- Exercise aim: Where a line contains the string "name", copy that line.
[Records to use start]
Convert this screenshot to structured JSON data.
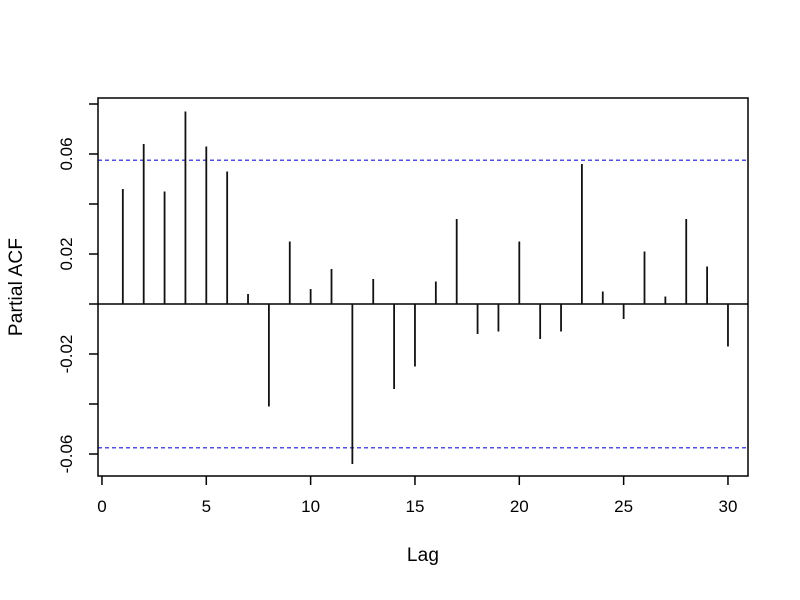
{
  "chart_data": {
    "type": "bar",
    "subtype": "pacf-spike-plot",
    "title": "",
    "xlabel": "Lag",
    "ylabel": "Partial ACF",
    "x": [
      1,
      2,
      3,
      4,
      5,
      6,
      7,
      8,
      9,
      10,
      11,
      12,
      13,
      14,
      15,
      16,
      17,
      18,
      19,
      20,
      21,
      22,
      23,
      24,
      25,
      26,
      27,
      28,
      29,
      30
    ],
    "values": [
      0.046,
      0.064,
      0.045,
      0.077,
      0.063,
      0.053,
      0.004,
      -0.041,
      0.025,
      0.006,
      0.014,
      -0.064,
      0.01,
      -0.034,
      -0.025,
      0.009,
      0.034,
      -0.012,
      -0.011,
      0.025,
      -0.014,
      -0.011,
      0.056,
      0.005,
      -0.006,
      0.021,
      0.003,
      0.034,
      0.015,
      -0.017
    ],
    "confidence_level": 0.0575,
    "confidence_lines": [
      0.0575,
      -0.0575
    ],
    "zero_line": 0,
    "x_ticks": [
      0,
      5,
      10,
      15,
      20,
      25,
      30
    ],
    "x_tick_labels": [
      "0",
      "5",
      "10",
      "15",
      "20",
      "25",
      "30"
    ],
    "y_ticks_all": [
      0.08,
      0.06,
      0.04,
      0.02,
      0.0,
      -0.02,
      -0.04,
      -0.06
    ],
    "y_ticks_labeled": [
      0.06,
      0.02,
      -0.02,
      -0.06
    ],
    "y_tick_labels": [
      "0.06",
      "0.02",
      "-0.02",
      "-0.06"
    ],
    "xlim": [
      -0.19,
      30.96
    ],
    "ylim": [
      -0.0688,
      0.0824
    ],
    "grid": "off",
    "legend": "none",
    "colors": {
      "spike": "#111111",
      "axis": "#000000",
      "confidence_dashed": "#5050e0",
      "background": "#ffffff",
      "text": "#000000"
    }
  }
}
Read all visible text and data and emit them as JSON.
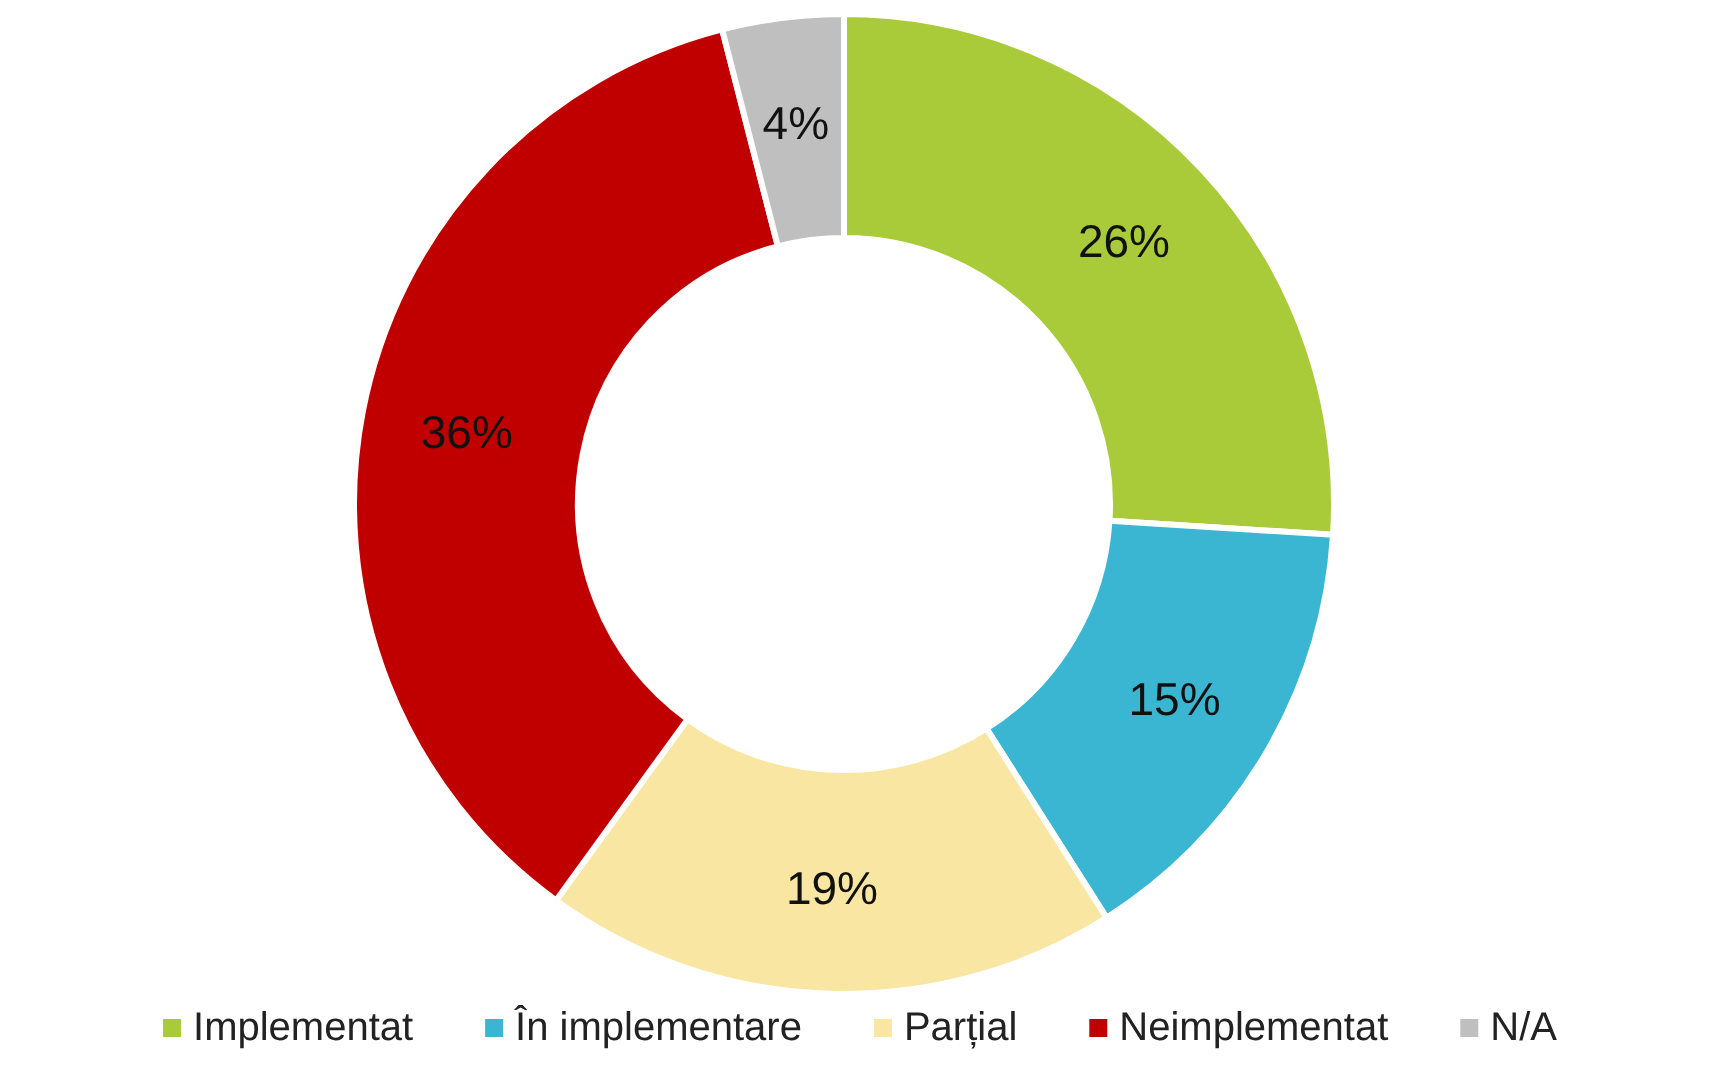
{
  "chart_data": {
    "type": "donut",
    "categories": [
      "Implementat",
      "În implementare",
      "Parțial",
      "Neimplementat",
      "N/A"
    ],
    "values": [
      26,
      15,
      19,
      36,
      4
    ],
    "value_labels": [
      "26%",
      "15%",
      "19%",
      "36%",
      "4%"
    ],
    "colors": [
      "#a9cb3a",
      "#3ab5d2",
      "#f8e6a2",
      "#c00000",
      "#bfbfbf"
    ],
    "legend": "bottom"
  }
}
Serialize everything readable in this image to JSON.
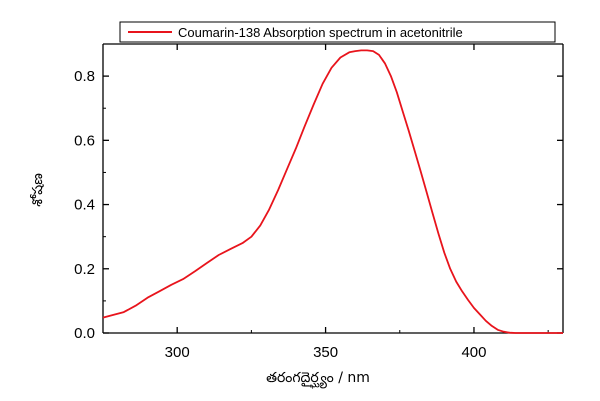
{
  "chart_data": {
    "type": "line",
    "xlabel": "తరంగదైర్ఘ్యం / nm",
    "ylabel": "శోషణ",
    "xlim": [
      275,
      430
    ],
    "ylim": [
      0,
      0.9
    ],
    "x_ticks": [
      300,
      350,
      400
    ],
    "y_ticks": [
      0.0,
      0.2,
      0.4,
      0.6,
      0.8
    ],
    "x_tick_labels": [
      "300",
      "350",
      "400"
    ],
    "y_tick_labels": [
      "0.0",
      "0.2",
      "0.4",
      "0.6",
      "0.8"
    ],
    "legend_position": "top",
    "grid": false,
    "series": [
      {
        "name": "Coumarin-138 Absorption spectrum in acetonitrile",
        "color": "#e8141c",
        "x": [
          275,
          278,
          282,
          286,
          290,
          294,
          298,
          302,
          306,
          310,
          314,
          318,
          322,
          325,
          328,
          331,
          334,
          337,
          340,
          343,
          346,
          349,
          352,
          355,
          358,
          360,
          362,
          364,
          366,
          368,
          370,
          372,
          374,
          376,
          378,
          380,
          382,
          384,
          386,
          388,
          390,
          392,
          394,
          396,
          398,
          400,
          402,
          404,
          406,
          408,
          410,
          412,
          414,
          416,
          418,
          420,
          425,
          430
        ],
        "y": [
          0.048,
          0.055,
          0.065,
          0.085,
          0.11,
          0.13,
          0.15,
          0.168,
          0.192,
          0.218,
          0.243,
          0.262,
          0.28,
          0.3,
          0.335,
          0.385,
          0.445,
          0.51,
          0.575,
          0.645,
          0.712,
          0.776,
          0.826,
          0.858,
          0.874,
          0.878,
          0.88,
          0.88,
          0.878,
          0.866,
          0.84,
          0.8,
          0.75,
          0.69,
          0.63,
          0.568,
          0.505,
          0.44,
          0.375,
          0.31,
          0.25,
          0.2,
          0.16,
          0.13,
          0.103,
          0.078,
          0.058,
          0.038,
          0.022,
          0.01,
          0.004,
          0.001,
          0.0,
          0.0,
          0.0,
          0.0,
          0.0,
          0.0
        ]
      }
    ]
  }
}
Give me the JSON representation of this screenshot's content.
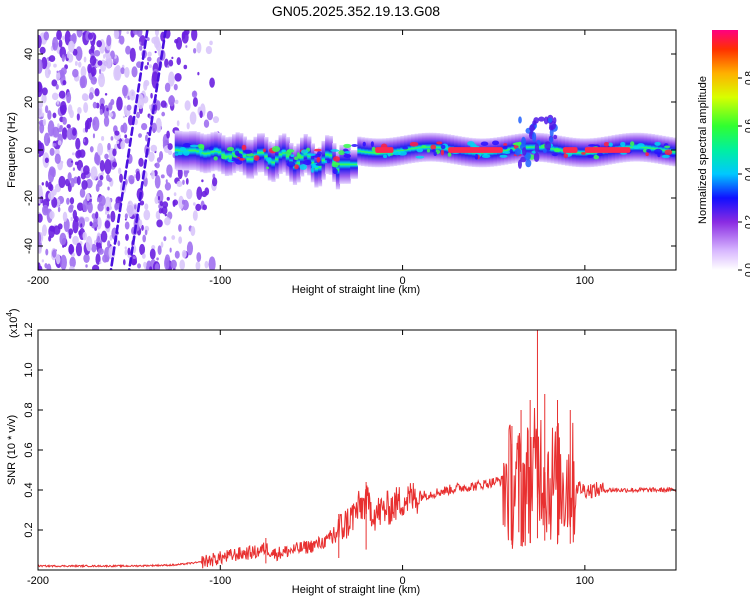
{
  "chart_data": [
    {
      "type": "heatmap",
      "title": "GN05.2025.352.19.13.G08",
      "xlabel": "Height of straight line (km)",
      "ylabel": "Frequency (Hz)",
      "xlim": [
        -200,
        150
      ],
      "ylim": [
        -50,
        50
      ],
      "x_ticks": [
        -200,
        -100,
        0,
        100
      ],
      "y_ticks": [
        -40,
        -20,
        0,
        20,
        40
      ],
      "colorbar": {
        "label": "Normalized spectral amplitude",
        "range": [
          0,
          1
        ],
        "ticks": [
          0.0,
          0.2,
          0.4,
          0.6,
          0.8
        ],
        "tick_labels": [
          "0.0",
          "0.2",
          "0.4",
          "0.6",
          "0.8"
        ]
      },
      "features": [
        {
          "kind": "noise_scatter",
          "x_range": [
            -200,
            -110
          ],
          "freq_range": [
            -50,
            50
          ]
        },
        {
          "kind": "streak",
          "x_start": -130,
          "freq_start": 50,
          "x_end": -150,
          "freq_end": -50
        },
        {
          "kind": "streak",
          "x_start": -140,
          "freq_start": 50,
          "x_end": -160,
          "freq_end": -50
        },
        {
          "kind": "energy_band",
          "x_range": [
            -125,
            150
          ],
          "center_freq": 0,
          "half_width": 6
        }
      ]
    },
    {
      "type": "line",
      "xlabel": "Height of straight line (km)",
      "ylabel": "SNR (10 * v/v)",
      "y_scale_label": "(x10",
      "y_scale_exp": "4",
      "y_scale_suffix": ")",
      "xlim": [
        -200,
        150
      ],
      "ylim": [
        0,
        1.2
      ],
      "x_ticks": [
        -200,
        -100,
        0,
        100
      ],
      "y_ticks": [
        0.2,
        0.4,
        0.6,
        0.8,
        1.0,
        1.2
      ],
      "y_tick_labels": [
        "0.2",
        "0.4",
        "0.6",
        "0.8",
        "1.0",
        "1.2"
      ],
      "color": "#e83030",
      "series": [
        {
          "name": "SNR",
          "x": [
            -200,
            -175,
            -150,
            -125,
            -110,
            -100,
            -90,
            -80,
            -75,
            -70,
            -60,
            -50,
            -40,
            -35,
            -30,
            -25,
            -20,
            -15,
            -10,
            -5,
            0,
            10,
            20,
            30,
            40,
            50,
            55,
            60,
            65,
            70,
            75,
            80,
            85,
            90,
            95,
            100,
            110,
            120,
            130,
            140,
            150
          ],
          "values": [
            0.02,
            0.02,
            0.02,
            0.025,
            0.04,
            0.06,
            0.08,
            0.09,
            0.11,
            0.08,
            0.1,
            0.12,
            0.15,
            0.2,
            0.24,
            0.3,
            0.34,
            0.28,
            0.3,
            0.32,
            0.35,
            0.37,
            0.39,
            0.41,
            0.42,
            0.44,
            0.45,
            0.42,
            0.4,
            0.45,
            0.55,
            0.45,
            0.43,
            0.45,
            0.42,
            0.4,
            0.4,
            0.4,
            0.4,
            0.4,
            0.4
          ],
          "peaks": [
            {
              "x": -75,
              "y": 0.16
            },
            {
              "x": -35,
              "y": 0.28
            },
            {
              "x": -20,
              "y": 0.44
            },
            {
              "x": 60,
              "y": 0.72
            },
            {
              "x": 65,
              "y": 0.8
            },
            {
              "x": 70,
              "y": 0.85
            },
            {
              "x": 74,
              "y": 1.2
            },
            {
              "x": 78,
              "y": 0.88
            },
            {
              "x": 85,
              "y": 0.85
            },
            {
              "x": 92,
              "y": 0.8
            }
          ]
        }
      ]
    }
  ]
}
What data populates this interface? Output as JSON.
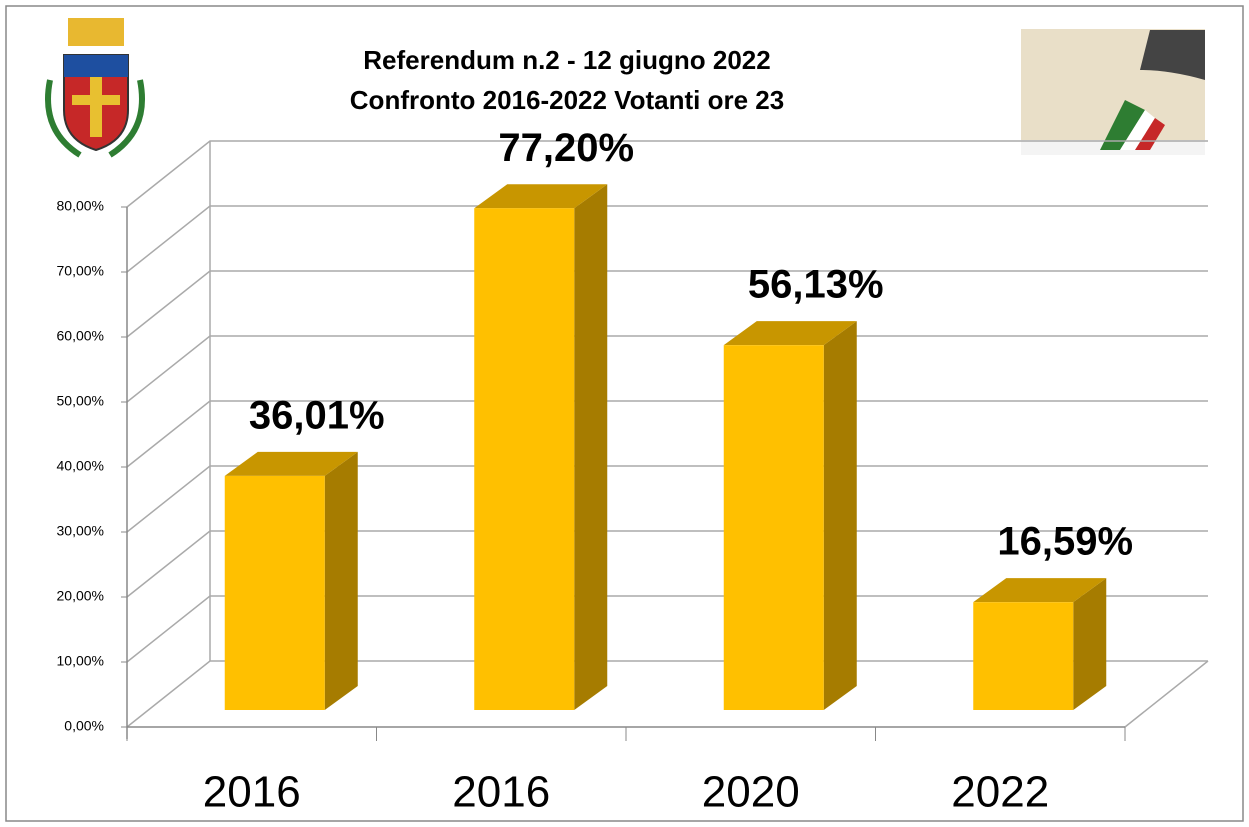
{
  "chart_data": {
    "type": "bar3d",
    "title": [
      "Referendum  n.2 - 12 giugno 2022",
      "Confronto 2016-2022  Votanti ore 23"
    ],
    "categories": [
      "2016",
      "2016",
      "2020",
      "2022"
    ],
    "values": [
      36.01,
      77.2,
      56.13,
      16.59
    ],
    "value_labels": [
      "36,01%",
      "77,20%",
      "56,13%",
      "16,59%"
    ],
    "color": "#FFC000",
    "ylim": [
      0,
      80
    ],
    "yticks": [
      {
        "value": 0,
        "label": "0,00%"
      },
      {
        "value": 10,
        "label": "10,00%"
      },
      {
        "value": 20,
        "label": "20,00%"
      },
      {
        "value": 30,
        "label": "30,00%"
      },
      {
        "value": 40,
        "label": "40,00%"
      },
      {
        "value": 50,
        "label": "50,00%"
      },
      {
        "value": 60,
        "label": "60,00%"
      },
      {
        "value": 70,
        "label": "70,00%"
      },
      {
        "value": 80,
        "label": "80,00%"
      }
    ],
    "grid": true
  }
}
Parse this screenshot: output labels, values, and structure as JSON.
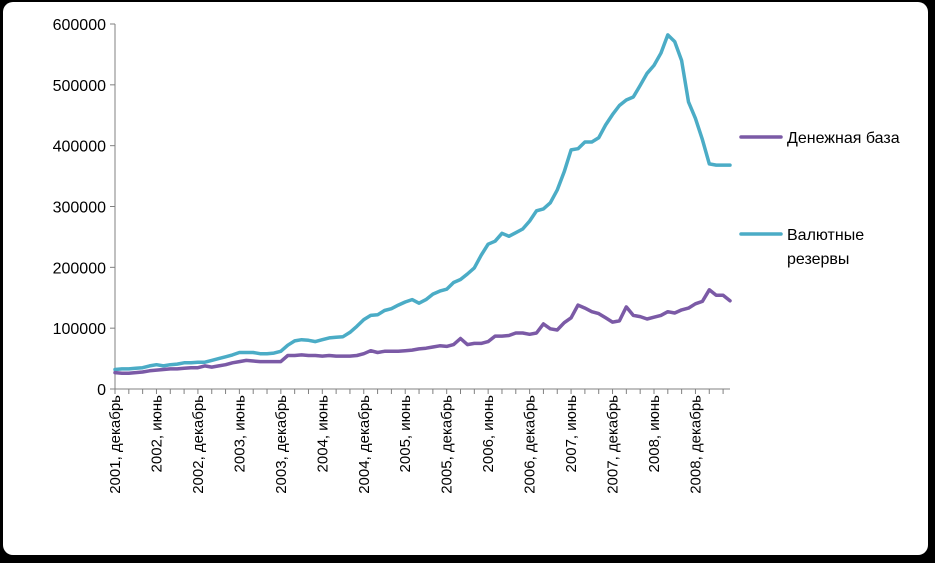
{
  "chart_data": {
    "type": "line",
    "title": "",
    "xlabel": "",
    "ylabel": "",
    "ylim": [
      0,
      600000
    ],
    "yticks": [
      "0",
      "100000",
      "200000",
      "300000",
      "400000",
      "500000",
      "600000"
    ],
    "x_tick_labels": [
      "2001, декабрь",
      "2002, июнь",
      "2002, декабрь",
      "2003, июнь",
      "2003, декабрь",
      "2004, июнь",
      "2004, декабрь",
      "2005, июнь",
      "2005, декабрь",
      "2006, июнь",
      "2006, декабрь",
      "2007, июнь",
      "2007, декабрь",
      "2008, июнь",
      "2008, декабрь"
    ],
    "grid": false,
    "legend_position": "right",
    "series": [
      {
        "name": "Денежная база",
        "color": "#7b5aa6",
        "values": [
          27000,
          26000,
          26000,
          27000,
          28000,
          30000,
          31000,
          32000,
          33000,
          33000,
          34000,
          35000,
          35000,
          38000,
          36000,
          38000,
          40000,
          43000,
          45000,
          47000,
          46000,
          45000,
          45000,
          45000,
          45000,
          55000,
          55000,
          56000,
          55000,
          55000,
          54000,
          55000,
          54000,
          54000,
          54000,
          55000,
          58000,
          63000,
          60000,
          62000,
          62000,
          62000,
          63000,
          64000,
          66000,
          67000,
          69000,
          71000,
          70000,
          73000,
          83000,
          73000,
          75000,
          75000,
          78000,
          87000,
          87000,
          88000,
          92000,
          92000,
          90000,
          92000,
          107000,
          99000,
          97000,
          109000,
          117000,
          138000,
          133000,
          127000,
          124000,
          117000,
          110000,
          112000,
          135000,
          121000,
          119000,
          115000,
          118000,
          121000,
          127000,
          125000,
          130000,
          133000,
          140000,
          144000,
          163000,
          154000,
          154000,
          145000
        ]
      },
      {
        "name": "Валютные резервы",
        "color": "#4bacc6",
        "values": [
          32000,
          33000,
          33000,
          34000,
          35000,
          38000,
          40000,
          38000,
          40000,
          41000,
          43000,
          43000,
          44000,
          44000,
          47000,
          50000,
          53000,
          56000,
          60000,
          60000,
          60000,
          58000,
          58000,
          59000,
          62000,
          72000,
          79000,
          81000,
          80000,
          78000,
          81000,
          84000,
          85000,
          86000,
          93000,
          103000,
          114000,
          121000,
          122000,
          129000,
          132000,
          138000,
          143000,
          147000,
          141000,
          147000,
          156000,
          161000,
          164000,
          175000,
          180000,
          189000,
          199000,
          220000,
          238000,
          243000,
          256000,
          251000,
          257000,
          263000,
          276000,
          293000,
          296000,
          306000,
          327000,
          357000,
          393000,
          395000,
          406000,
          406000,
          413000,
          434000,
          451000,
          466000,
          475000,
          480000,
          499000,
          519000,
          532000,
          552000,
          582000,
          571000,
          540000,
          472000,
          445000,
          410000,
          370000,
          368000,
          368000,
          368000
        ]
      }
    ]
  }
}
[Records to use end]
- Solution:
        "name": "Coumarin-138 Absorption spectrum in acetonitrile",
          "name": "SNR",
        "name": "Денежная база",
        "name": "Валютные резервы",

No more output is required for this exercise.